Problema 1:
Nas linhas dos dados fornecidos, comece pela linha que contém "y-tick-label: 60 [73, 115, 87, 130]" e pare após a linha que contém "series-ESPAsyncTCP-marker-triangle-up [268, 443, 281, 455]". Reproduza somente esse intervalo, trocando "x-tick-label" por "x-axis-label" e mantendo todo o restante inalterado.

Trecho fornecido:
----

AEN: A educação estatal pode ser benéfica?  Há vantagens em se ter um sistema de ensino comandado pelo estado?
de Soto: O estado opera à margem do mercado, sem jamais ser guiado pelo sistema de lucros e prejuízos.  E quando você não leva em conta o sistema de lucros e prejuízos, é absolutamente impossível saber se o seu trabalho está sendo bem feito. 
Quando a educação é financiada e controlada pelo estado, você tende a criar — para utilizar um linguajar econômico — um 'investimento errôneo' ou um 'investimento intelectual mal feito'.  A teoria do "capital humano", do economista Gary Becker, insinua que quanto mais se investe em educação e quanto mais a criança aprende na escola, mais valorosa ela se torna para a sociedade.  A conclusão óbvia é que o governo deveria pagar pela escolarização e educação de todos para tornar a sociedade mais rica.
Discordo totalmente de Becker.  Como o dinheiro envolvido é o dinheiro de impostos, não há como calcular em termos econômicos se a educação feita desta forma é um bom investimento ou não.  Muito provavelmente não é.  As pessoas gastam anos estudando coisas que não terão utilidade nenhuma para elas.  Isso é um inacreditável desperdício de talento e de recursos.  Mas é exatamente isso o que ocorre quando se dá ao governo o controle das coisas, principalmente do currículo escolar.

----

Problema 2:
Retome o texto sobre educação estatal a partir do ponto em que ele se encerra, dando sequência à argumentação apresentada.

----

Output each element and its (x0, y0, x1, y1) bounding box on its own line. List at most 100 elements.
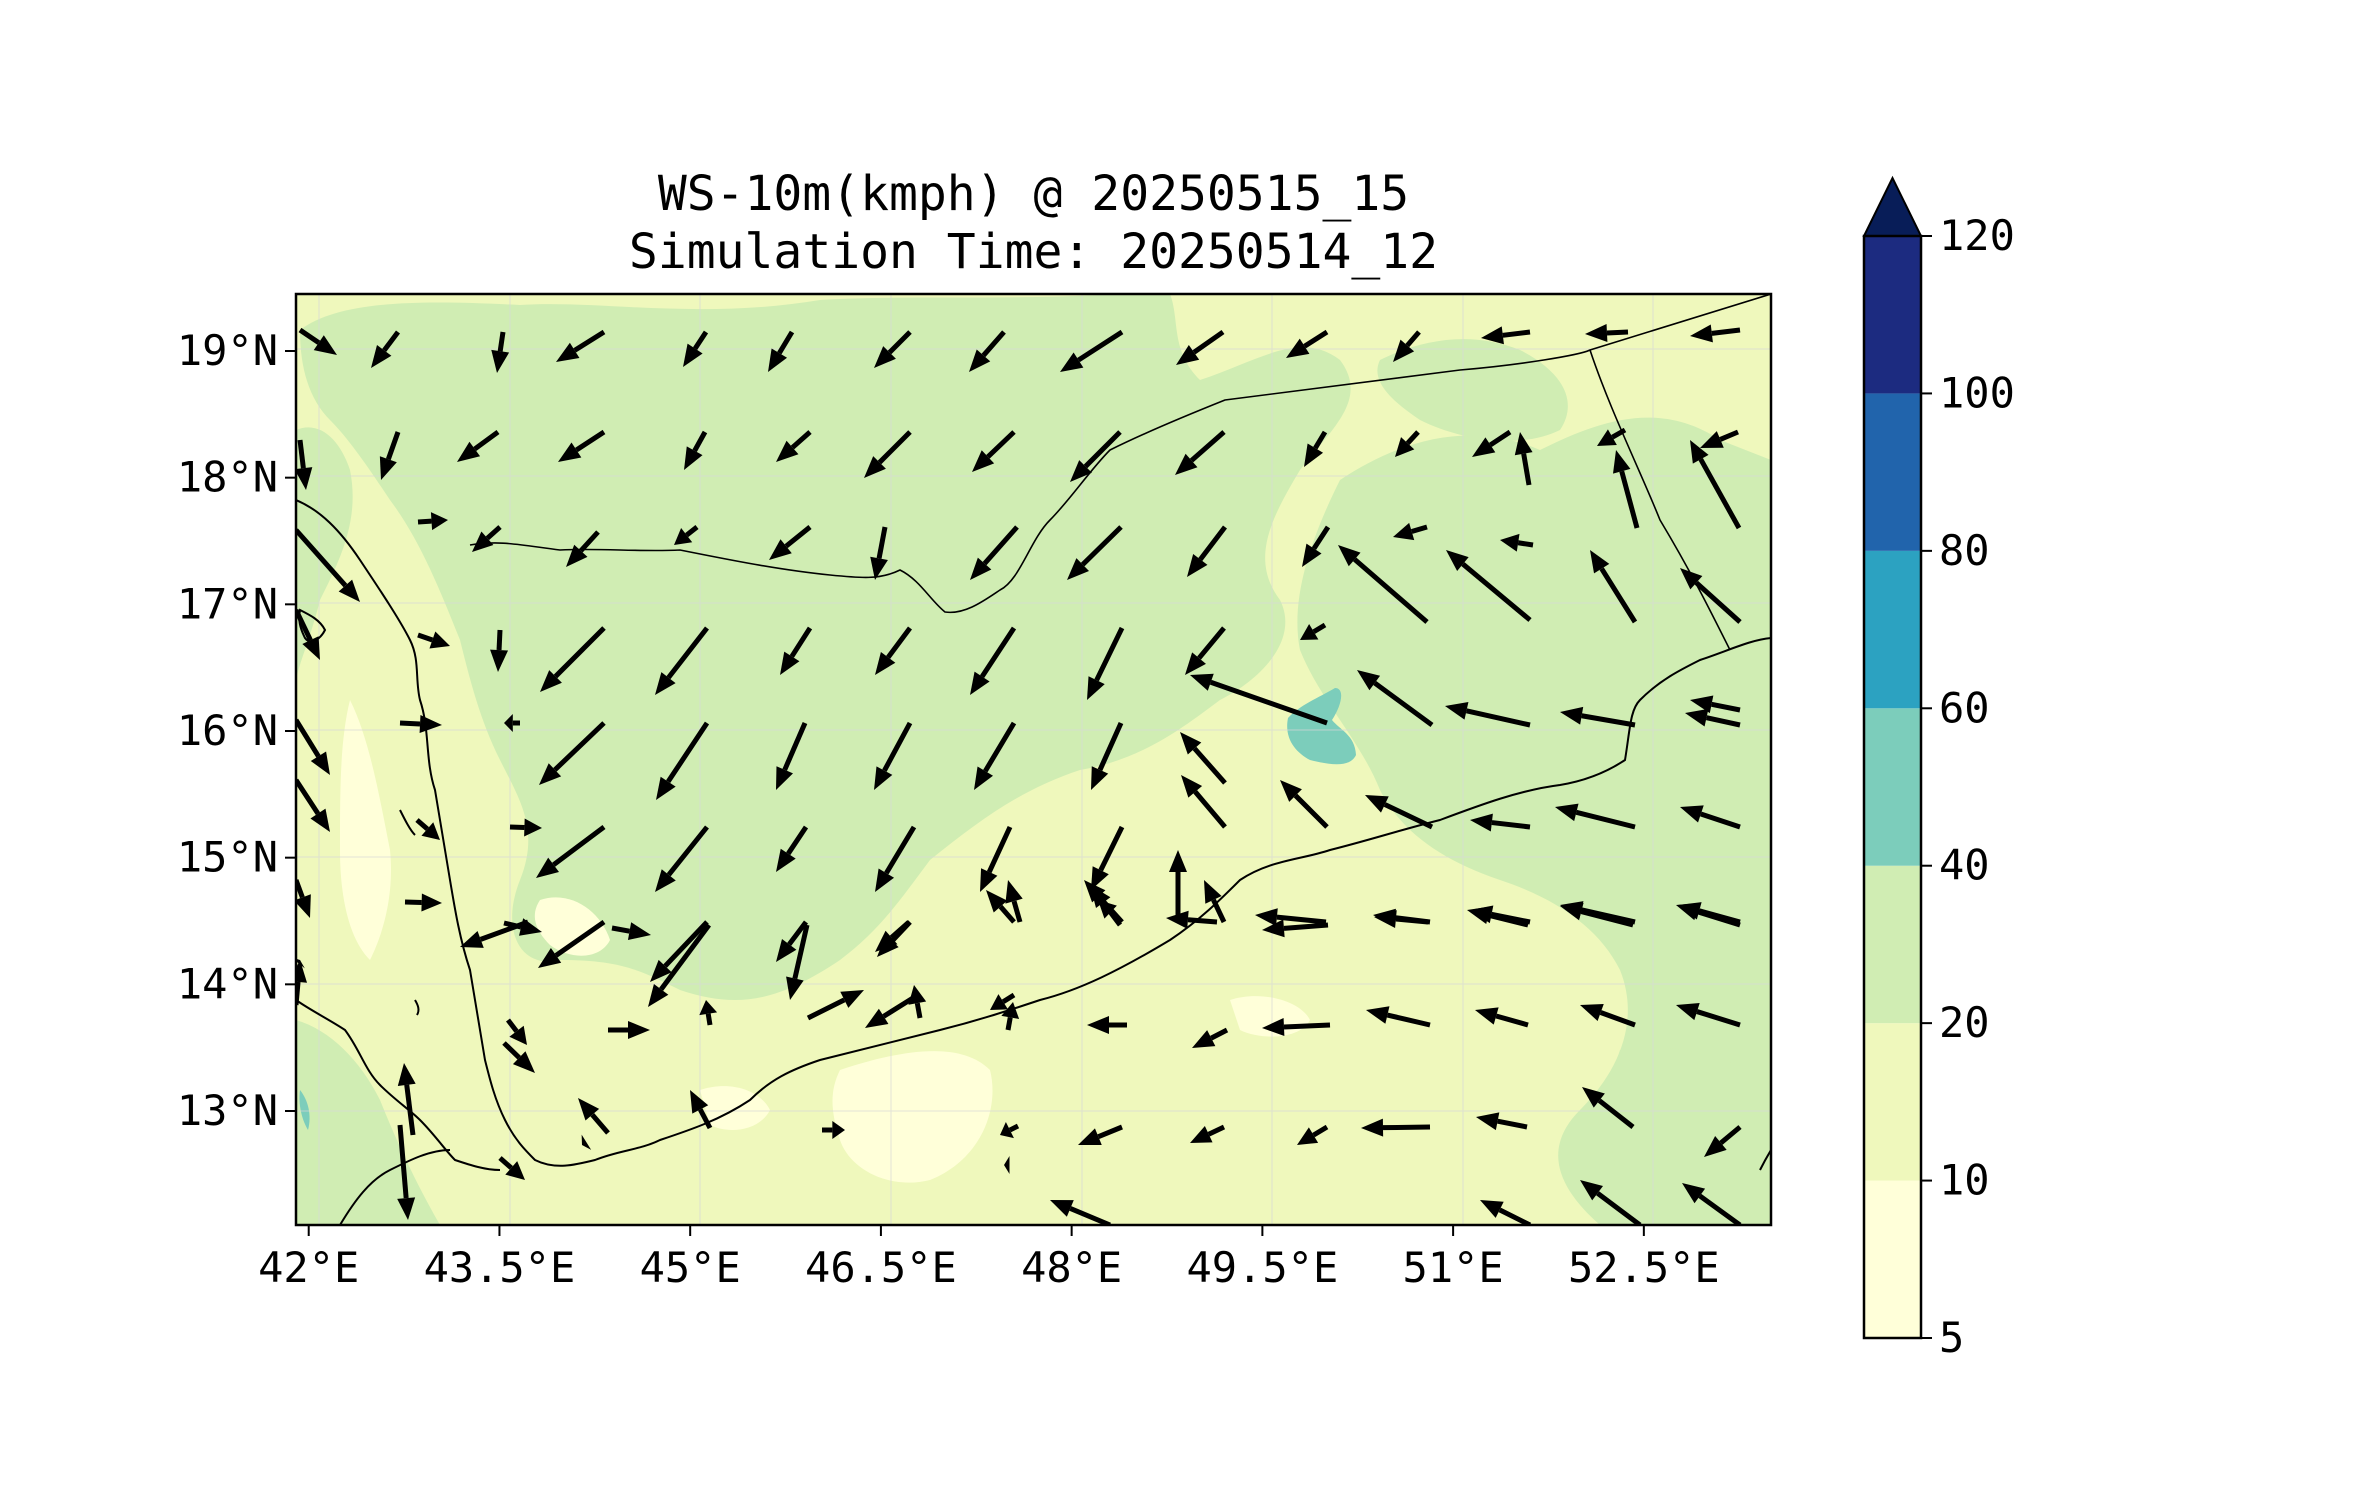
wind-vector (1005, 880, 1023, 923)
band-20-40-west (296, 427, 353, 680)
wind-vectors (296, 323, 1742, 1225)
wind-vector (296, 778, 330, 832)
wind-vector (980, 825, 1013, 892)
wind-vector (1300, 622, 1327, 640)
wind-vector (776, 825, 809, 872)
x-tick-label: 43.5°E (424, 1243, 576, 1292)
wind-vector (972, 430, 1016, 472)
wind-vector (1190, 1124, 1226, 1143)
wind-vector (684, 430, 708, 470)
wind-vector (1280, 780, 1329, 829)
wind-vector (503, 918, 542, 936)
wind-vector (874, 721, 913, 790)
wind-vector (1560, 706, 1636, 728)
wind-vector (908, 985, 927, 1019)
wind-vector (1445, 702, 1531, 728)
wind-vector (674, 525, 699, 545)
wind-vector (1690, 695, 1741, 714)
borders (469, 294, 1771, 651)
colorbar-tick-label: 60 (1939, 683, 1990, 732)
y-tick-label: 15°N (177, 833, 278, 882)
colorbar-tick-label: 80 (1939, 526, 1990, 575)
wind-vector (1004, 1156, 1010, 1174)
colorbar: 5 10 20 40 60 80 100 120 (1862, 175, 2015, 1362)
colorbar-tick-label: 5 (1939, 1313, 1964, 1362)
wind-vector (1500, 533, 1534, 552)
wind-vector (1091, 825, 1125, 890)
colorbar-segment (1864, 550, 1921, 709)
x-tick-label: 45°E (640, 1243, 741, 1292)
wind-vector (1393, 330, 1421, 362)
wind-vector (1169, 850, 1187, 922)
wind-vector (875, 626, 913, 675)
wind-vector (1302, 525, 1331, 567)
wind-vector (298, 327, 337, 355)
wind-vector (655, 825, 709, 892)
wind-vector (611, 922, 651, 941)
wind-vector (864, 430, 912, 478)
wind-vector (969, 330, 1006, 372)
wind-vector (1001, 1002, 1020, 1031)
wind-vector (581, 1134, 592, 1150)
wind-vector (1467, 906, 1529, 928)
wind-vector (536, 824, 606, 878)
wind-vector (558, 429, 606, 462)
wind-vector (1204, 880, 1227, 924)
wind-vector (1361, 1118, 1431, 1137)
wind-vector (1680, 568, 1742, 624)
wind-vector (1476, 1112, 1528, 1131)
wind-vector (1176, 329, 1225, 365)
x-tick-label: 48°E (1021, 1243, 1122, 1292)
wind-vector (1597, 427, 1627, 446)
wind-vector (296, 718, 330, 775)
wind-vector (650, 920, 709, 982)
colorbar-segment (1864, 865, 1921, 1024)
wind-vector (1393, 522, 1428, 541)
x-tick-label: 42°E (258, 1243, 359, 1292)
wind-vector (970, 525, 1019, 580)
wind-vector (1166, 910, 1218, 929)
wind-vector (1262, 1018, 1331, 1037)
x-tick-label: 51°E (1403, 1243, 1504, 1292)
border-saudi-yemen (469, 294, 1771, 614)
band-20-40-southeast (1609, 1047, 1771, 1225)
wind-vector (986, 890, 1016, 924)
island-zuqar (414, 999, 420, 1016)
colorbar-segment (1864, 1023, 1921, 1181)
wind-vector (1582, 1087, 1635, 1129)
wind-vector (690, 1090, 713, 1130)
coastline-red-sea-east (296, 499, 1771, 1167)
island-farasan (399, 809, 416, 836)
colorbar-extend-arrow (1862, 175, 1923, 237)
wind-vector (1000, 1122, 1020, 1139)
wind-vector (1590, 550, 1638, 624)
wind-vector (1365, 795, 1434, 830)
wind-vector (1472, 429, 1512, 457)
y-tick-label: 16°N (177, 706, 278, 755)
wind-vector (1187, 525, 1227, 577)
wind-vector (970, 626, 1017, 695)
wind-vector (1262, 919, 1329, 938)
wind-vector (1690, 440, 1742, 530)
wind-vector (875, 920, 911, 952)
wind-vector (974, 721, 1017, 790)
wind-vector (1374, 910, 1429, 928)
wind-vector (1304, 430, 1328, 467)
wind-vector (490, 629, 509, 672)
wind-vector (399, 714, 442, 733)
wind-vector (1690, 324, 1741, 343)
wind-vector (578, 1098, 610, 1135)
wind-vector (1704, 1125, 1742, 1157)
wind-vector (417, 631, 450, 649)
wind-vector (506, 1018, 527, 1045)
wind-vector (509, 818, 542, 837)
wind-vector (1090, 885, 1122, 927)
wind-vector (990, 992, 1016, 1010)
wind-vector (296, 608, 320, 660)
wind-vector (1067, 525, 1123, 580)
y-tick-label: 18°N (177, 453, 278, 502)
wind-vector (498, 1156, 525, 1180)
wind-vector (417, 512, 448, 531)
wind-vector (379, 431, 401, 480)
wind-vector (608, 1021, 650, 1039)
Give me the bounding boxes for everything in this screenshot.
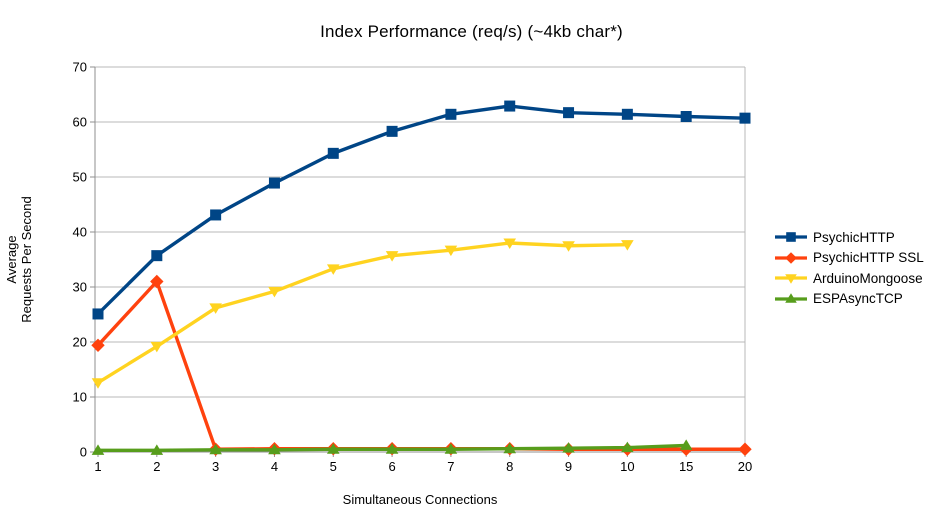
y-tick-label: 60 [73, 115, 87, 130]
x-tick-label: 4 [271, 459, 278, 474]
series-ArduinoMongoose-marker-triangle-down [326, 264, 340, 275]
series-PsychicHTTP-marker-square [680, 111, 692, 122]
y-axis-title: AverageRequests Per Second [4, 196, 34, 322]
legend-marker-triangle-down-icon [785, 274, 797, 285]
x-tick-label: 8 [506, 459, 513, 474]
legend-label: ESPAsyncTCP [813, 291, 903, 307]
legend-swatch [775, 292, 807, 303]
series-ArduinoMongoose-marker-triangle-down [150, 341, 164, 353]
series-ArduinoMongoose-marker-triangle-down [562, 241, 575, 252]
y-tick-label: 40 [73, 225, 87, 240]
y-tick-label: 70 [73, 60, 87, 75]
x-tick-label: 15 [679, 459, 693, 474]
legend-item-PsychicHTTP: PsychicHTTP [775, 227, 924, 248]
x-tick-label: 5 [330, 459, 337, 474]
series-ESPAsyncTCP-marker-triangle-up [268, 443, 281, 455]
series-PsychicHTTP-marker-square [151, 250, 163, 262]
x-tick-label: 10 [620, 459, 634, 474]
y-tick-label: 0 [80, 445, 87, 460]
legend-marker-diamond-icon [785, 251, 797, 264]
series-ArduinoMongoose-marker-triangle-down [385, 251, 399, 262]
series-line-PsychicHTTP SSL [96, 279, 745, 451]
legend-swatch [775, 274, 807, 285]
y-tick-label: 20 [73, 335, 87, 350]
legend: PsychicHTTP PsychicHTTP SSL ArduinoMongoos… [775, 227, 924, 309]
series-PsychicHTTP-marker-square [445, 108, 457, 120]
legend-marker-triangle-up-icon [785, 292, 797, 303]
series-PsychicHTTP-marker-square [327, 147, 339, 159]
y-axis-title-line: Average [4, 235, 19, 283]
series-ESPAsyncTCP-marker-triangle-up [150, 444, 164, 455]
series-line-ArduinoMongoose [97, 241, 628, 385]
series-ArduinoMongoose-marker-triangle-down [209, 303, 222, 314]
series-ESPAsyncTCP-marker-triangle-up [444, 443, 458, 454]
y-axis-title-line: Requests Per Second [19, 196, 34, 322]
series-ArduinoMongoose-marker-triangle-down [268, 286, 281, 298]
series-ArduinoMongoose-marker-triangle-down [91, 378, 105, 389]
series-PsychicHTTP-marker-square [386, 125, 398, 137]
series-PsychicHTTP SSL-marker-diamond [738, 442, 752, 456]
legend-item-ArduinoMongoose: ArduinoMongoose [775, 268, 924, 289]
x-tick-label: 2 [153, 459, 160, 474]
series-PsychicHTTP-marker-square [739, 112, 751, 124]
legend-marker-square-icon [786, 232, 796, 243]
series-ESPAsyncTCP-marker-triangle-up [562, 442, 575, 453]
legend-swatch [775, 232, 807, 243]
legend-label: PsychicHTTP SSL [813, 250, 924, 266]
series-PsychicHTTP-marker-square [92, 308, 104, 320]
series-ESPAsyncTCP-marker-triangle-up [209, 443, 222, 455]
legend-label: ArduinoMongoose [813, 270, 923, 286]
series-ESPAsyncTCP-marker-triangle-up [91, 444, 105, 455]
legend-item-ESPAsyncTCP: ESPAsyncTCP [775, 289, 924, 310]
series-PsychicHTTP SSL-marker-diamond [91, 338, 105, 352]
series-PsychicHTTP-marker-square [268, 177, 280, 189]
series-ArduinoMongoose-marker-triangle-down [444, 245, 458, 257]
y-tick-label: 50 [73, 170, 87, 185]
series-ArduinoMongoose-marker-triangle-down [503, 238, 517, 249]
x-tick-label: 1 [94, 459, 101, 474]
legend-swatch [775, 251, 807, 264]
series-PsychicHTTP-marker-square [504, 100, 516, 112]
x-tick-label: 7 [447, 459, 454, 474]
x-tick-label: 3 [212, 459, 219, 474]
series-line-PsychicHTTP [96, 104, 746, 316]
x-axis-title: Simultaneous Connections [342, 492, 498, 507]
legend-label: PsychicHTTP [813, 229, 895, 245]
series-ESPAsyncTCP-marker-triangle-up [621, 441, 634, 453]
series-ESPAsyncTCP-marker-triangle-up [385, 443, 399, 454]
series-PsychicHTTP-marker-square [210, 209, 222, 221]
series-PsychicHTTP SSL-marker-diamond [150, 274, 164, 289]
series-ESPAsyncTCP-marker-triangle-up [503, 442, 517, 454]
y-tick-label: 30 [73, 280, 87, 295]
series-PsychicHTTP-marker-square [563, 107, 575, 119]
series-PsychicHTTP-marker-square [621, 108, 633, 120]
chart-title: Index Performance (req/s) (~4kb char*) [320, 22, 623, 41]
x-tick-label: 9 [565, 459, 572, 474]
series-ESPAsyncTCP-marker-triangle-up [326, 443, 340, 454]
series-ESPAsyncTCP-marker-triangle-up [679, 439, 693, 450]
x-tick-label: 20 [738, 459, 752, 474]
legend-item-PsychicHTTP SSL: PsychicHTTP SSL [775, 248, 924, 269]
series-ArduinoMongoose-marker-triangle-down [621, 240, 634, 251]
y-tick-label: 10 [73, 390, 87, 405]
x-tick-label: 6 [388, 459, 395, 474]
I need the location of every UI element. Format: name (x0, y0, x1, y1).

----

Resultado da tarefa 1:
y-tick-label: 60 [73, 115, 87, 130]
x-axis-label: 4 [271, 459, 278, 474]
series-ArduinoMongoose-marker-triangle-down [326, 264, 340, 275]
series-PsychicHTTP-marker-square [680, 111, 692, 122]
y-axis-title: AverageRequests Per Second [4, 196, 34, 322]
legend-marker-triangle-down-icon [785, 274, 797, 285]
x-axis-label: 8 [506, 459, 513, 474]
legend-label: ESPAsyncTCP [813, 291, 903, 307]
legend-swatch [775, 292, 807, 303]
series-ArduinoMongoose-marker-triangle-down [150, 341, 164, 353]
series-ArduinoMongoose-marker-triangle-down [562, 241, 575, 252]
y-tick-label: 40 [73, 225, 87, 240]
y-tick-label: 70 [73, 60, 87, 75]
x-axis-label: 15 [679, 459, 693, 474]
legend-item-PsychicHTTP: PsychicHTTP [775, 227, 924, 248]
x-axis-label: 5 [330, 459, 337, 474]
series-ESPAsyncTCP-marker-triangle-up [268, 443, 281, 455]

Resultado da tarefa 2:
A teoria neoclássica costuma tratar o capital em termos generalistas.  Nela, não há um investimento bom e um investimento ruim de capital; é tudo apenas capital e tudo é homogêneo.  Ocorre que, em vários casos, um investimento errôneo em capital intelectual pode acabar trazendo consequências muito mais nefastas para a sociedade do que uma simples malversação de recursos escassos que foram investidos erroneamente em um projeto que se revelou insustentável.
AEN: O senhor vê alguma contradição no meio liberal entre ideias teóricas radicais e propostas modestas de reforma?
de Soto: O maior perigo para a estratégia libertária é cair na armadilha do pragmatismo político.  É fácil se esquecer dos objetivos supremos em decorrência da suposta impossibilidade política de se alcançá-los no curto prazo.  Consequentemente, nossos programas e objetivos se tornam obscuros e nossos intelectuais são cooptados pelo governo.
A maneira correta de impedir que isso aconteça é adotando uma estratégia dupla.  Por um lado, temos de ser abertos e honestos a respeito dos nossos objetivos, e temos de nos esforçar para educar o público, explicando por que nosso objetivo final é o melhor para a sociedade.  Por outro, devemos apoiar toda e qualquer política de curto prazo que nos leve para mais perto dos nossos objetivos.  Desta forma, quando nossos objetivos de curto prazo forem alcançados, não haverá como retroceder.  Poderemos seguir adiante com a total convicção de que as pessoas compreenderão que é necessário continuar fazendo sempre mais.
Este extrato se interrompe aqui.